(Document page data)
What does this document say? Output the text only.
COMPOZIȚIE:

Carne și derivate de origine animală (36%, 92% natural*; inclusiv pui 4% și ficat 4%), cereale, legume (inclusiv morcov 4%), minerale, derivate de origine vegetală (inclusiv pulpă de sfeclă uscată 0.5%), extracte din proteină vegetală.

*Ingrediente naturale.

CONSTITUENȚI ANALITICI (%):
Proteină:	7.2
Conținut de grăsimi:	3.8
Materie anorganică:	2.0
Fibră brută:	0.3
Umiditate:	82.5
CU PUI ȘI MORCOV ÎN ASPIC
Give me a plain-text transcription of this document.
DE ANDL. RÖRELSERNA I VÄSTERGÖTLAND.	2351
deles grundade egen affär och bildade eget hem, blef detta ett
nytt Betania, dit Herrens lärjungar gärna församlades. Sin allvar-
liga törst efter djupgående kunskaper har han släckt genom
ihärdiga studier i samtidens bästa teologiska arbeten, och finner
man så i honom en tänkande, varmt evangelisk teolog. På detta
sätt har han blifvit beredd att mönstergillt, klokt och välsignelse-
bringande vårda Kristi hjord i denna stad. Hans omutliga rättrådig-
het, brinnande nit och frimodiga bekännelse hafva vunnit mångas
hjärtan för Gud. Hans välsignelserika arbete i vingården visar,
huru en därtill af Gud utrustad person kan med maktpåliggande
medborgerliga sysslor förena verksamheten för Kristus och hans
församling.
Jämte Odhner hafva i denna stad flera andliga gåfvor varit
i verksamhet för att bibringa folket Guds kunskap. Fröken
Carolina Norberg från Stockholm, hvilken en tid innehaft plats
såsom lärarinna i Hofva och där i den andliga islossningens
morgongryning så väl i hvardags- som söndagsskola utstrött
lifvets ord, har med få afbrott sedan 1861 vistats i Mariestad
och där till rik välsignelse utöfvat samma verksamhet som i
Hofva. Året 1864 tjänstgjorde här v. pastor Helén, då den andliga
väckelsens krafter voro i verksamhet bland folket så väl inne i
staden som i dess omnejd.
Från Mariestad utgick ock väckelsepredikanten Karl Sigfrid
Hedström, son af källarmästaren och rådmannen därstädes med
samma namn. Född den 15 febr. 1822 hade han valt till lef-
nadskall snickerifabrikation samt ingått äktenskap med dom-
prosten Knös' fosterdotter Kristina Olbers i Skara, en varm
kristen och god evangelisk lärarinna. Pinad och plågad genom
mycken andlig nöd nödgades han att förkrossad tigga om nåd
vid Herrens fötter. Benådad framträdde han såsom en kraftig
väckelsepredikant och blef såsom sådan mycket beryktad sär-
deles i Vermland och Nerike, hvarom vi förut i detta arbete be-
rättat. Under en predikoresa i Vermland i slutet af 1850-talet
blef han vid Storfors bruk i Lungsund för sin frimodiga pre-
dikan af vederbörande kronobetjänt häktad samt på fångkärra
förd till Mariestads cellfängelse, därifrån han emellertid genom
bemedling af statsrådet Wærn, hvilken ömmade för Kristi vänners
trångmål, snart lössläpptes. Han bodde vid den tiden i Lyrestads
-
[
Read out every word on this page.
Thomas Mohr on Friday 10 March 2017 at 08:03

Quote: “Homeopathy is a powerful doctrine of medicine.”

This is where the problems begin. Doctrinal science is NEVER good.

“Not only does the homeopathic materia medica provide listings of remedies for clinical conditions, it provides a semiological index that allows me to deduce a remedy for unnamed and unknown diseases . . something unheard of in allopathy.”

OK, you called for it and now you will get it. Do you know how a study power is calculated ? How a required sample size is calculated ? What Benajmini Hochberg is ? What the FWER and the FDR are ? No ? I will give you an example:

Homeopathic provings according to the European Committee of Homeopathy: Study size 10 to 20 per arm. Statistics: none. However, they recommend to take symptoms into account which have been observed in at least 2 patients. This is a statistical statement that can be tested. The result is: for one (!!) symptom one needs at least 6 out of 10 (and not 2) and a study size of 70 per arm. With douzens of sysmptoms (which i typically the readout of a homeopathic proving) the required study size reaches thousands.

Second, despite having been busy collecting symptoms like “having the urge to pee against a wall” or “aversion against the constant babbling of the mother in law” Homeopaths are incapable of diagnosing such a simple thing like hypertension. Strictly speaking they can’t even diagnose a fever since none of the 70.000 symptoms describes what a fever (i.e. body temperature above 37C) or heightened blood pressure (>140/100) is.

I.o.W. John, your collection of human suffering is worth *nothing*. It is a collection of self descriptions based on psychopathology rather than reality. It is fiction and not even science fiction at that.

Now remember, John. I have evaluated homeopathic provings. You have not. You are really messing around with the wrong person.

> Work instruction
Retype all the data, changing nothing.

> Your response
What does this document say? Output the text only.
COMPOZIȚIE:

Carne și derivate de origine animală (36%, 92% natural*; inclusiv pui 4% și ficat 4%), cereale, legume (inclusiv morcov 4%), minerale, derivate de origine vegetală (inclusiv pulpă de sfeclă uscată 0.5%), extracte din proteină vegetală.

*Ingrediente naturale.

CONSTITUENȚI ANALITICI (%):
Proteină:	7.2
Conținut de grăsimi:	3.8
Materie anorganică:	2.0
Fibră brută:	0.3
Umiditate:	82.5
CU PUI ȘI MORCOV ÎN ASPIC
Give me a plain-text transcription of this document.
DE ANDL. RÖRELSERNA I VÄSTERGÖTLAND.	2351
deles grundade egen affär och bildade eget hem, blef detta ett
nytt Betania, dit Herrens lärjungar gärna församlades. Sin allvar-
liga törst efter djupgående kunskaper har han släckt genom
ihärdiga studier i samtidens bästa teologiska arbeten, och finner
man så i honom en tänkande, varmt evangelisk teolog. På detta
sätt har han blifvit beredd att mönstergillt, klokt och välsignelse-
bringande vårda Kristi hjord i denna stad. Hans omutliga rättrådig-
het, brinnande nit och frimodiga bekännelse hafva vunnit mångas
hjärtan för Gud. Hans välsignelserika arbete i vingården visar,
huru en därtill af Gud utrustad person kan med maktpåliggande
medborgerliga sysslor förena verksamheten för Kristus och hans
församling.
Jämte Odhner hafva i denna stad flera andliga gåfvor varit
i verksamhet för att bibringa folket Guds kunskap. Fröken
Carolina Norberg från Stockholm, hvilken en tid innehaft plats
såsom lärarinna i Hofva och där i den andliga islossningens
morgongryning så väl i hvardags- som söndagsskola utstrött
lifvets ord, har med få afbrott sedan 1861 vistats i Mariestad
och där till rik välsignelse utöfvat samma verksamhet som i
Hofva. Året 1864 tjänstgjorde här v. pastor Helén, då den andliga
väckelsens krafter voro i verksamhet bland folket så väl inne i
staden som i dess omnejd.
Från Mariestad utgick ock väckelsepredikanten Karl Sigfrid
Hedström, son af källarmästaren och rådmannen därstädes med
samma namn. Född den 15 febr. 1822 hade han valt till lef-
nadskall snickerifabrikation samt ingått äktenskap med dom-
prosten Knös' fosterdotter Kristina Olbers i Skara, en varm
kristen och god evangelisk lärarinna. Pinad och plågad genom
mycken andlig nöd nödgades han att förkrossad tigga om nåd
vid Herrens fötter. Benådad framträdde han såsom en kraftig
väckelsepredikant och blef såsom sådan mycket beryktad sär-
deles i Vermland och Nerike, hvarom vi förut i detta arbete be-
rättat. Under en predikoresa i Vermland i slutet af 1850-talet
blef han vid Storfors bruk i Lungsund för sin frimodiga pre-
dikan af vederbörande kronobetjänt häktad samt på fångkärra
förd till Mariestads cellfängelse, därifrån han emellertid genom
bemedling af statsrådet Wærn, hvilken ömmade för Kristi vänners
trångmål, snart lössläpptes. Han bodde vid den tiden i Lyrestads
-
[
Read out every word on this page.
Thomas Mohr on Friday 10 March 2017 at 08:03

Quote: “Homeopathy is a powerful doctrine of medicine.”

This is where the problems begin. Doctrinal science is NEVER good.

“Not only does the homeopathic materia medica provide listings of remedies for clinical conditions, it provides a semiological index that allows me to deduce a remedy for unnamed and unknown diseases . . something unheard of in allopathy.”

OK, you called for it and now you will get it. Do you know how a study power is calculated ? How a required sample size is calculated ? What Benajmini Hochberg is ? What the FWER and the FDR are ? No ? I will give you an example:

Homeopathic provings according to the European Committee of Homeopathy: Study size 10 to 20 per arm. Statistics: none. However, they recommend to take symptoms into account which have been observed in at least 2 patients. This is a statistical statement that can be tested. The result is: for one (!!) symptom one needs at least 6 out of 10 (and not 2) and a study size of 70 per arm. With douzens of sysmptoms (which i typically the readout of a homeopathic proving) the required study size reaches thousands.

Second, despite having been busy collecting symptoms like “having the urge to pee against a wall” or “aversion against the constant babbling of the mother in law” Homeopaths are incapable of diagnosing such a simple thing like hypertension. Strictly speaking they can’t even diagnose a fever since none of the 70.000 symptoms describes what a fever (i.e. body temperature above 37C) or heightened blood pressure (>140/100) is.

I.o.W. John, your collection of human suffering is worth *nothing*. It is a collection of self descriptions based on psychopathology rather than reality. It is fiction and not even science fiction at that.

Now remember, John. I have evaluated homeopathic provings. You have not. You are really messing around with the wrong person.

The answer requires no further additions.